> DO THIS
Look through the listing below and work out how many of its lines hold the word "might". Give only the number.

[Data entries]

>> START

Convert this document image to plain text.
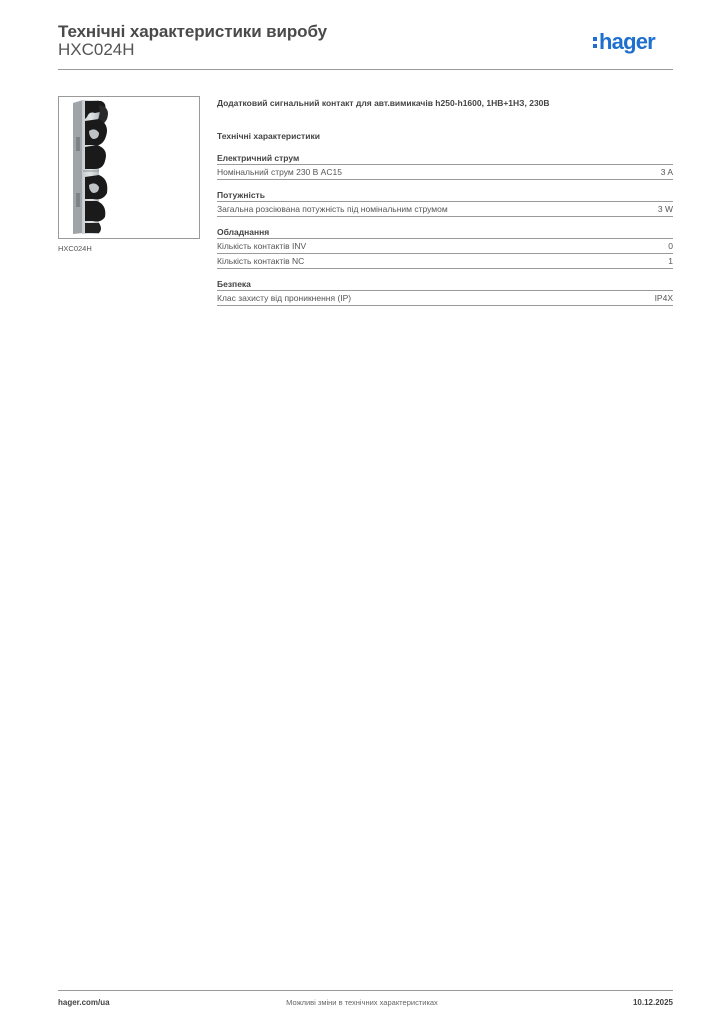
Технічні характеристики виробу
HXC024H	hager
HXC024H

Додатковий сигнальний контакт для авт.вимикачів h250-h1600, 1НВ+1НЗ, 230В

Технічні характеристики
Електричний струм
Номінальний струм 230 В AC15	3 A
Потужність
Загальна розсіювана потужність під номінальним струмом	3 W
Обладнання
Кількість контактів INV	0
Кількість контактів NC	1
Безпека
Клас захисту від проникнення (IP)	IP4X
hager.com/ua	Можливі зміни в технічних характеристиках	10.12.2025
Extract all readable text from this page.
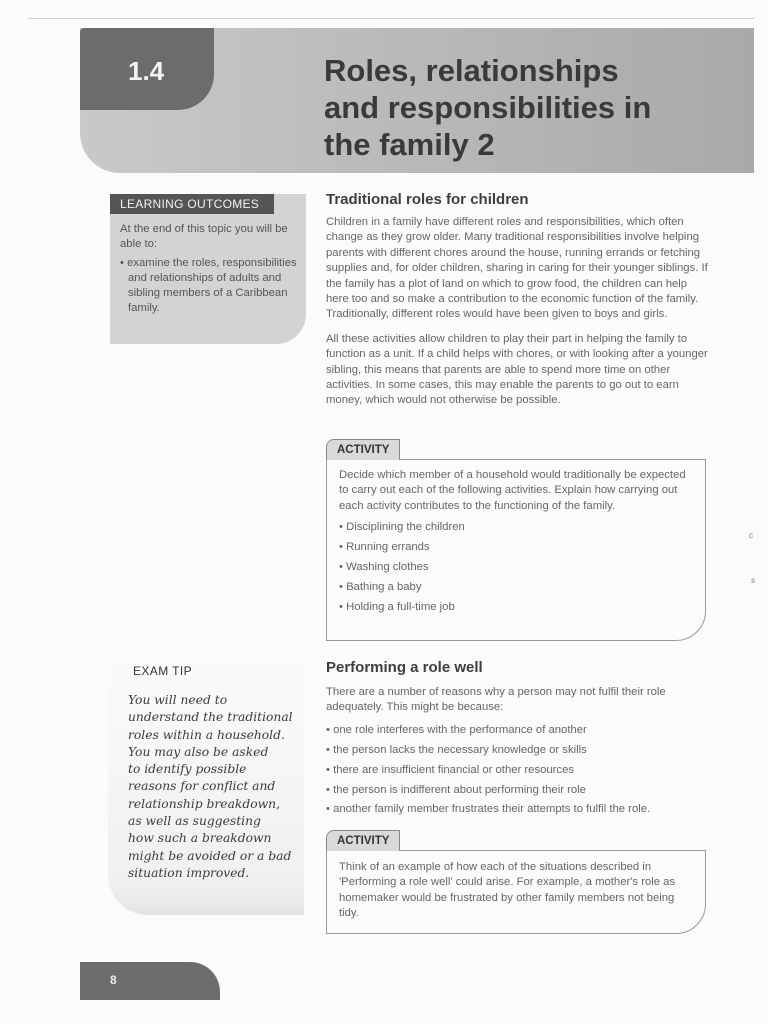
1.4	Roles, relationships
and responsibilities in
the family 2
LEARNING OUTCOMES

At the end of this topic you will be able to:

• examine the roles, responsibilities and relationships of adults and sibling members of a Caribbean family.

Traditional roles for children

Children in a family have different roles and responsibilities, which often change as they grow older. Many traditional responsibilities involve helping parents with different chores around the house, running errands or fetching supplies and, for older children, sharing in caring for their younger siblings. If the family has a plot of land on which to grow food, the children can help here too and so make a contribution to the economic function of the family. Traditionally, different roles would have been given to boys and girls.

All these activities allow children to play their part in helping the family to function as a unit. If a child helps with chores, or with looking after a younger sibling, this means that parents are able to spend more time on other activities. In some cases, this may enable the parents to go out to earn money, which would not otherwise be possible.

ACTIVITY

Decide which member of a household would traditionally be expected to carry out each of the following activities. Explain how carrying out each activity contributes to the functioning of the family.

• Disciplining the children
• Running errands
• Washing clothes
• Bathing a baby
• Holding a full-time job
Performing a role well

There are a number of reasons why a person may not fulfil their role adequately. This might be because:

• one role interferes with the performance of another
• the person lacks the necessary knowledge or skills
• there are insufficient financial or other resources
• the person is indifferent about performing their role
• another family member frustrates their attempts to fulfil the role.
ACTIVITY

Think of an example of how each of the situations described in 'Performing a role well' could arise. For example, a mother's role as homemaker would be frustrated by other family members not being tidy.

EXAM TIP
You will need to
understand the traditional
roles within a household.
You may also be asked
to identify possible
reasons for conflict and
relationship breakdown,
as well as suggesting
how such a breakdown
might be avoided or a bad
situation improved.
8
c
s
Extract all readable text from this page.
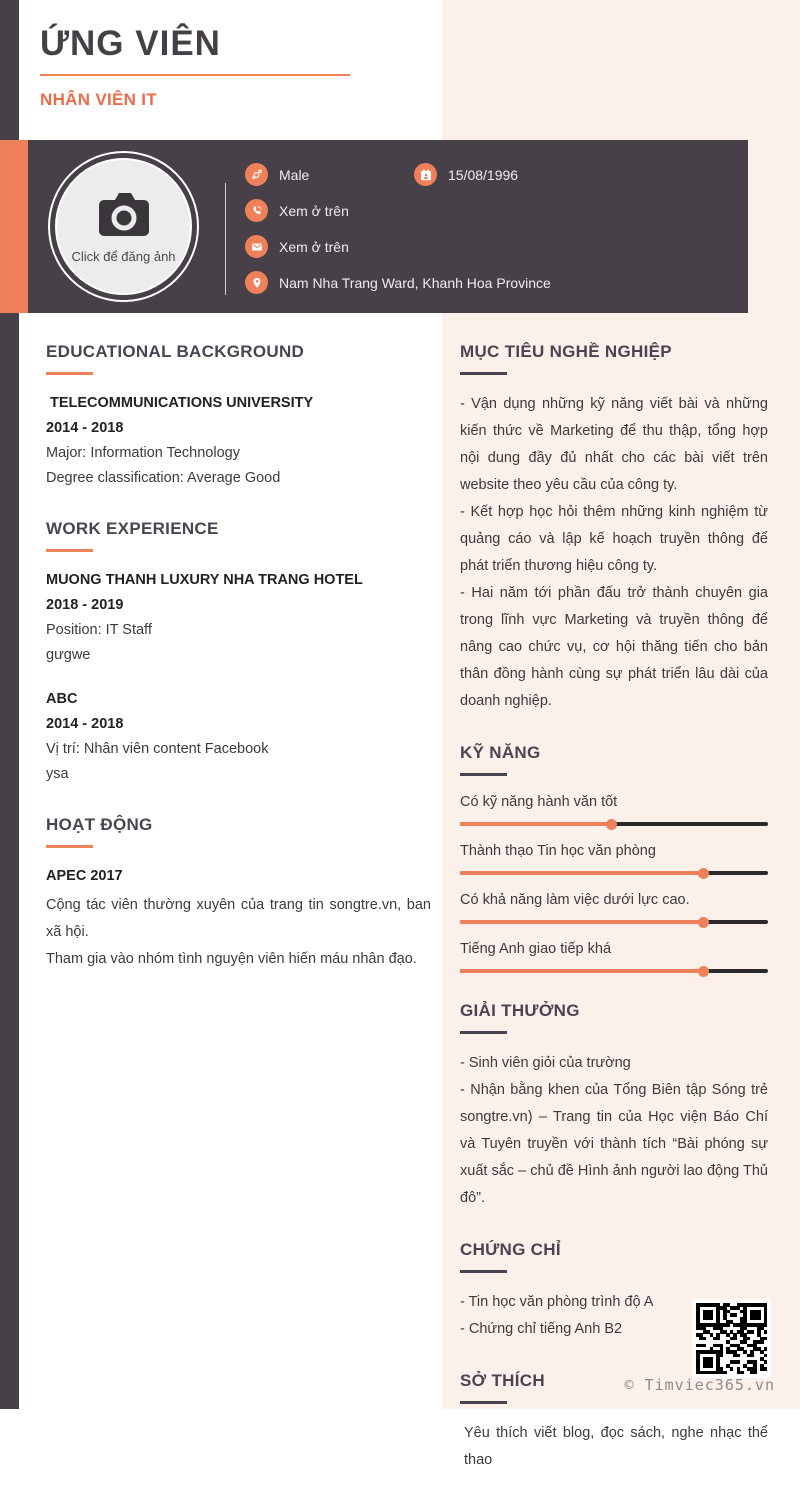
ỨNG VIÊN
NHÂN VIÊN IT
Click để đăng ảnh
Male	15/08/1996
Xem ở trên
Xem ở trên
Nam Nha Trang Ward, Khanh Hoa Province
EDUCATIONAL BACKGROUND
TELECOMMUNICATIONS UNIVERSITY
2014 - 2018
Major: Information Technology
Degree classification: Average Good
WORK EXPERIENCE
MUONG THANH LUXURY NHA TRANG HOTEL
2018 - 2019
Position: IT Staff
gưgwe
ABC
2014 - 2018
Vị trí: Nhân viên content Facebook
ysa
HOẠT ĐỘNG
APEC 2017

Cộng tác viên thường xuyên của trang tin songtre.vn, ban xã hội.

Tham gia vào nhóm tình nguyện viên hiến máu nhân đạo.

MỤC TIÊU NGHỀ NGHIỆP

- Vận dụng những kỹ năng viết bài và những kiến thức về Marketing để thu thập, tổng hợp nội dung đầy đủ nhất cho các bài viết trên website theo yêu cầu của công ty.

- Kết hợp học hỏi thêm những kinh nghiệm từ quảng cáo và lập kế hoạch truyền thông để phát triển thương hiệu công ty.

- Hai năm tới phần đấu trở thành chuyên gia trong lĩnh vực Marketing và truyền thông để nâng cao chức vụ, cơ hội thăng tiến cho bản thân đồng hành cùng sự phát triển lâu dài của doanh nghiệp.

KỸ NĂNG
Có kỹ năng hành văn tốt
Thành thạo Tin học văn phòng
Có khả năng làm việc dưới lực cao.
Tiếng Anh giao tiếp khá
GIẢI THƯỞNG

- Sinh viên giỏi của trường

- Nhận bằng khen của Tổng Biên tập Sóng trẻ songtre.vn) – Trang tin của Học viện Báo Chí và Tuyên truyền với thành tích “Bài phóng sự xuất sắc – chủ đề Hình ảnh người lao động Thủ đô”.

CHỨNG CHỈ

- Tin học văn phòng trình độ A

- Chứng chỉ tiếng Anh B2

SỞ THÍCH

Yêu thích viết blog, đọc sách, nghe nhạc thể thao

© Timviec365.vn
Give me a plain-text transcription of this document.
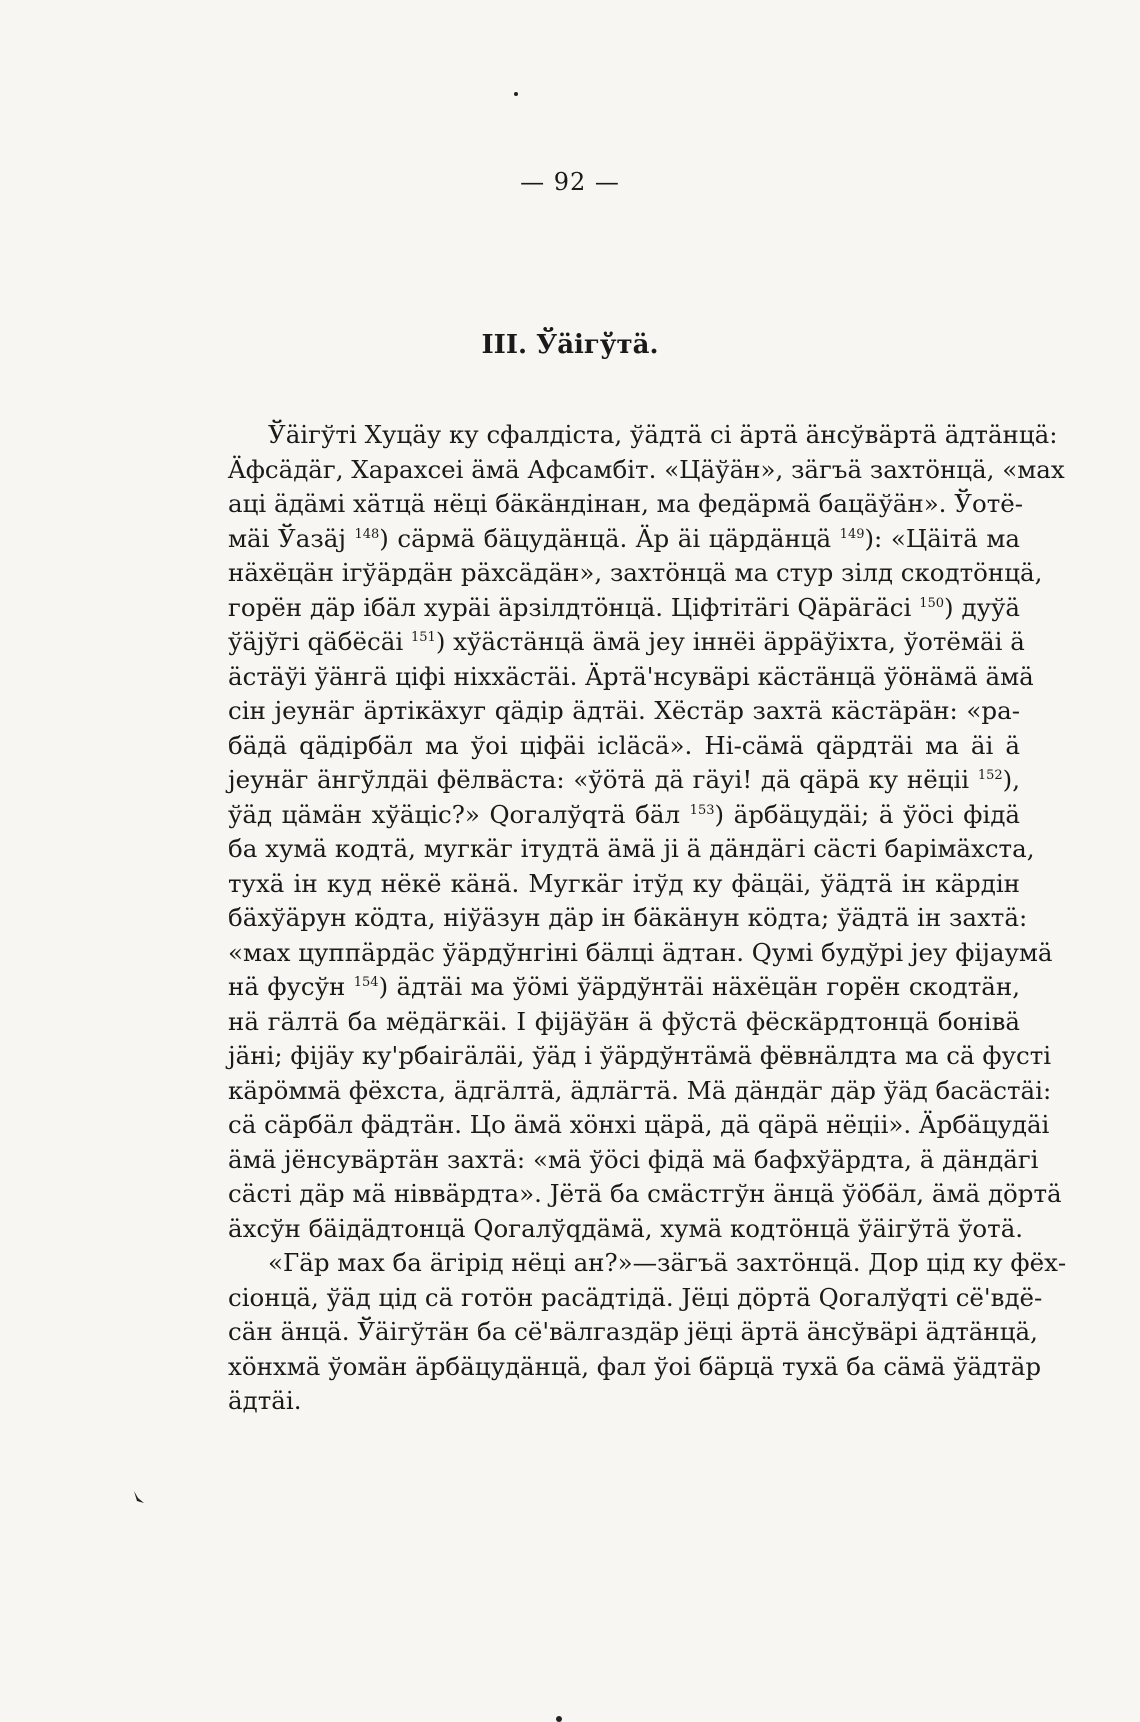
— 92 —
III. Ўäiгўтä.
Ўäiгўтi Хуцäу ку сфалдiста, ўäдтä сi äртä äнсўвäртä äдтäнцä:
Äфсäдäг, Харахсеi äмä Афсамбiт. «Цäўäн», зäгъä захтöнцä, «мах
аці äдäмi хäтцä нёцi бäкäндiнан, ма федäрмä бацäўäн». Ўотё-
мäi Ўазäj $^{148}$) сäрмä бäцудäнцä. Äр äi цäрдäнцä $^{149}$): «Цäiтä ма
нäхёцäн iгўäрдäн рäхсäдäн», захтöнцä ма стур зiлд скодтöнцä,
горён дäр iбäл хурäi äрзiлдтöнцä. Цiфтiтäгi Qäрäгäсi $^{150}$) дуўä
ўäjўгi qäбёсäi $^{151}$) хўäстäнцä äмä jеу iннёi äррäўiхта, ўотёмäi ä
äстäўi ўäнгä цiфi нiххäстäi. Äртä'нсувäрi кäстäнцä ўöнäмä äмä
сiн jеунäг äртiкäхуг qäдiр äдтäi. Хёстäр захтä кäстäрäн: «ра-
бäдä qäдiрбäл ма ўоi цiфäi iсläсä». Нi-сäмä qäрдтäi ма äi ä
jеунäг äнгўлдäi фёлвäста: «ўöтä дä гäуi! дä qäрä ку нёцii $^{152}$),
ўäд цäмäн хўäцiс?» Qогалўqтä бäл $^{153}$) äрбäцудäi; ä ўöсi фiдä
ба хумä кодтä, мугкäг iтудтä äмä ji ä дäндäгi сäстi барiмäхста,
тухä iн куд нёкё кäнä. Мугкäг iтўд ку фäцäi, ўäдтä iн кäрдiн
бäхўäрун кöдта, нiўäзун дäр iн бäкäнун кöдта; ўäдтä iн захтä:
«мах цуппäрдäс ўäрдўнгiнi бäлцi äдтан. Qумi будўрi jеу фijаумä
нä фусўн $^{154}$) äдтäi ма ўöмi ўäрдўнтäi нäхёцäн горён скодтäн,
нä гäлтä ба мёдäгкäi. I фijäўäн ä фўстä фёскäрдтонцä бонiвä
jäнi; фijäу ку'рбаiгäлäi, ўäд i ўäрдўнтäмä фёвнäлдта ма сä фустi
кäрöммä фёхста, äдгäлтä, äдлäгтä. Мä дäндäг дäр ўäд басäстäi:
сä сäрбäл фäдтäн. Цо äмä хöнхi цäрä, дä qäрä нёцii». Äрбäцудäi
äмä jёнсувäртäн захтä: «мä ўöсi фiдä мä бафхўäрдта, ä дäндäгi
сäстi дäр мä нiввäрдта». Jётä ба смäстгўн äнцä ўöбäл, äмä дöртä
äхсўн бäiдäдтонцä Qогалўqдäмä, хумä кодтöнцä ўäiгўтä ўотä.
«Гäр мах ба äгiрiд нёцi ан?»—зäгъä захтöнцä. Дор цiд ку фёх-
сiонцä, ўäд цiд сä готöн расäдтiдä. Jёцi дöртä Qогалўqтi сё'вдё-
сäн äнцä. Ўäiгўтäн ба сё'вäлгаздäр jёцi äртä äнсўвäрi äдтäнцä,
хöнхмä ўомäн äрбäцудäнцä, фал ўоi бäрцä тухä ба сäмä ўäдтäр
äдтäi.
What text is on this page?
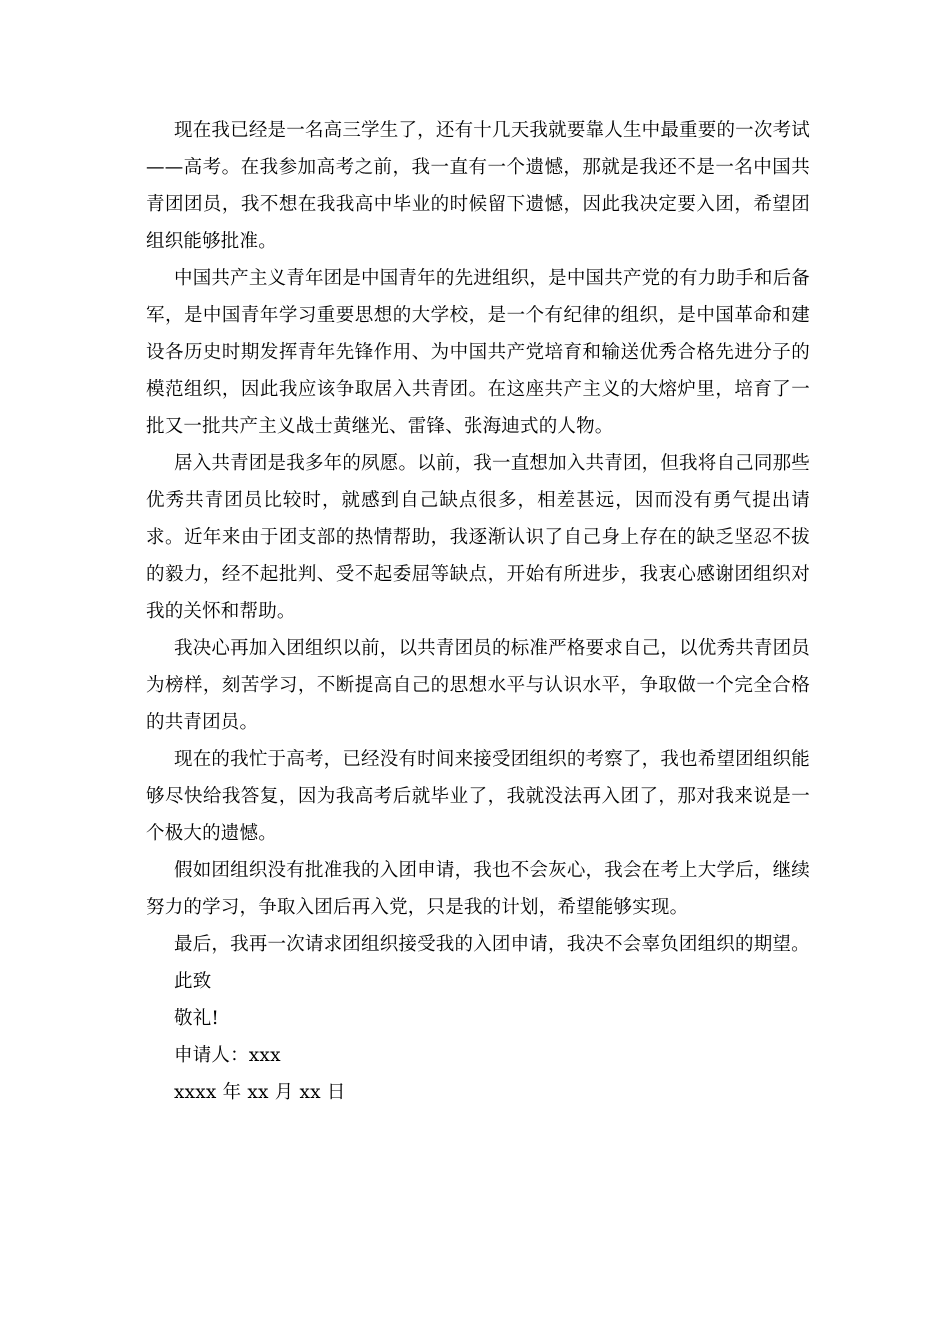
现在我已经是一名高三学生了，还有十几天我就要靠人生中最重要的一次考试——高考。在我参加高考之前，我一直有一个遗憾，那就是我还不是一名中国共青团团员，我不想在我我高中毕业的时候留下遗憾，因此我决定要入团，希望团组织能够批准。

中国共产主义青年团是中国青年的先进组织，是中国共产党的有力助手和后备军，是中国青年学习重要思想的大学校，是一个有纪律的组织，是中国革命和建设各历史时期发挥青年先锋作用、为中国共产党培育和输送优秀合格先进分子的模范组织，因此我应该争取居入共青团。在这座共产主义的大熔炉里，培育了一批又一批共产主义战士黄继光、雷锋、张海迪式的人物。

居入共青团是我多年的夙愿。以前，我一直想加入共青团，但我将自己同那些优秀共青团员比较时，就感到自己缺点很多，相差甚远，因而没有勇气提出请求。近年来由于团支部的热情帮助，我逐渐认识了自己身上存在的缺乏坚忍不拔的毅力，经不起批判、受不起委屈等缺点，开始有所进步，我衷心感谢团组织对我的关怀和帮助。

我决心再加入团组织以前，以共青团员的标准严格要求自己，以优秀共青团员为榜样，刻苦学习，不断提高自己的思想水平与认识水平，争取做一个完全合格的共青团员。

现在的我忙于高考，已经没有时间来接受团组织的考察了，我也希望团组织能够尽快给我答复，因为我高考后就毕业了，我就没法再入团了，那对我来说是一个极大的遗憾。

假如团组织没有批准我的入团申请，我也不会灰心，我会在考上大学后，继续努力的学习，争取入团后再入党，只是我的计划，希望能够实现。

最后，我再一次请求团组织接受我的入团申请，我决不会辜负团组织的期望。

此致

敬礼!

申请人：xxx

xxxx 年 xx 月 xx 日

>> END

> FULL SOLUTION
2